Find the lines holding the string "fuoco" in the data, then copy all of them.

** begin Data supplied **

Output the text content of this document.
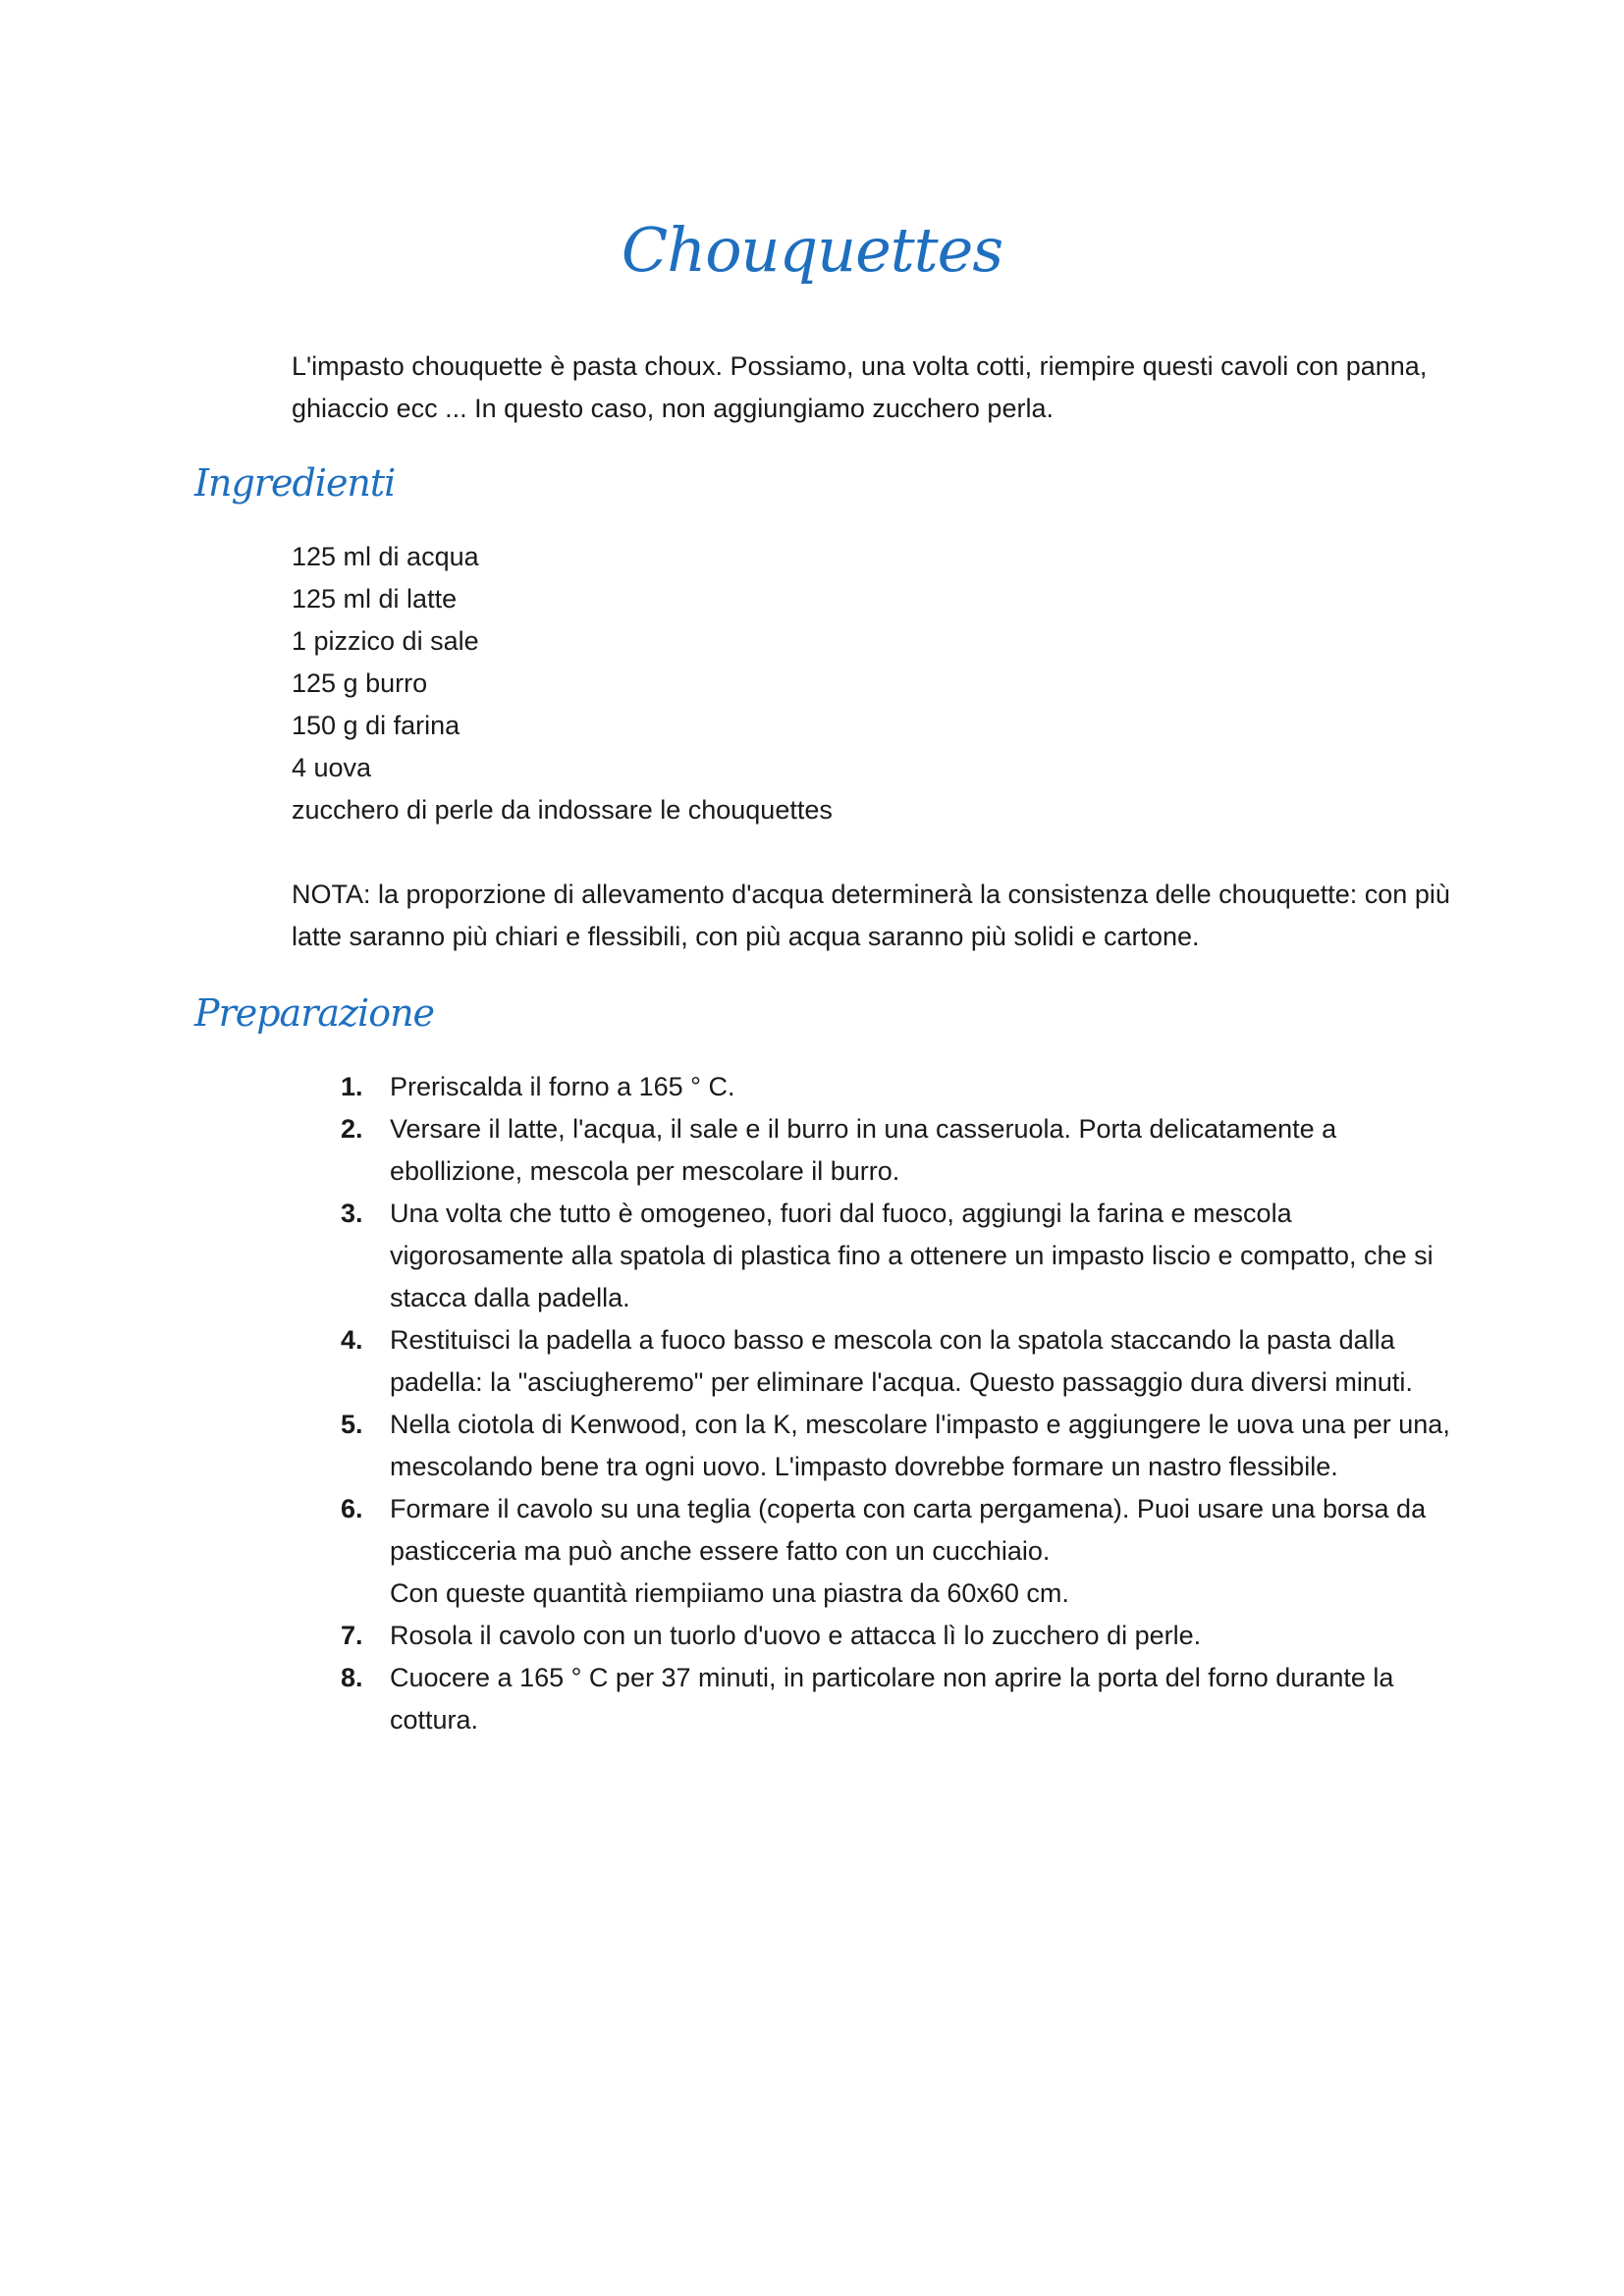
Chouquettes

L'impasto chouquette è pasta choux. Possiamo, una volta cotti, riempire questi cavoli con panna, ghiaccio ecc ... In questo caso, non aggiungiamo zucchero perla.

Ingredienti
125 ml di acqua
125 ml di latte
1 pizzico di sale
125 g burro
150 g di farina
4 uova
zucchero di perle da indossare le chouquettes

NOTA: la proporzione di allevamento d'acqua determinerà la consistenza delle chouquette: con più latte saranno più chiari e flessibili, con più acqua saranno più solidi e cartone.

Preparazione
1. Preriscalda il forno a 165 ° C.
2. Versare il latte, l'acqua, il sale e il burro in una casseruola. Porta delicatamente a ebollizione, mescola per mescolare il burro.
3. Una volta che tutto è omogeneo, fuori dal fuoco, aggiungi la farina e mescola vigorosamente alla spatola di plastica fino a ottenere un impasto liscio e compatto, che si stacca dalla padella.
4. Restituisci la padella a fuoco basso e mescola con la spatola staccando la pasta dalla padella: la "asciugheremo" per eliminare l'acqua. Questo passaggio dura diversi minuti.
5. Nella ciotola di Kenwood, con la K, mescolare l'impasto e aggiungere le uova una per una, mescolando bene tra ogni uovo. L'impasto dovrebbe formare un nastro flessibile.
6. Formare il cavolo su una teglia (coperta con carta pergamena). Puoi usare una borsa da pasticceria ma può anche essere fatto con un cucchiaio.
Con queste quantità riempiiamo una piastra da 60x60 cm.
7. Rosola il cavolo con un tuorlo d'uovo e attacca lì lo zucchero di perle.
8. Cuocere a 165 ° C per 37 minuti, in particolare non aprire la porta del forno durante la cottura.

** end Data supplied **

◆ **Exercise output**:
3. Una volta che tutto è omogeneo, fuori dal fuoco, aggiungi la farina e mescola vigorosamente alla spatola di plastica fino a ottenere un impasto liscio e compatto, che si stacca dalla padella.
4. Restituisci la padella a fuoco basso e mescola con la spatola staccando la pasta dalla padella: la "asciugheremo" per eliminare l'acqua. Questo passaggio dura diversi minuti.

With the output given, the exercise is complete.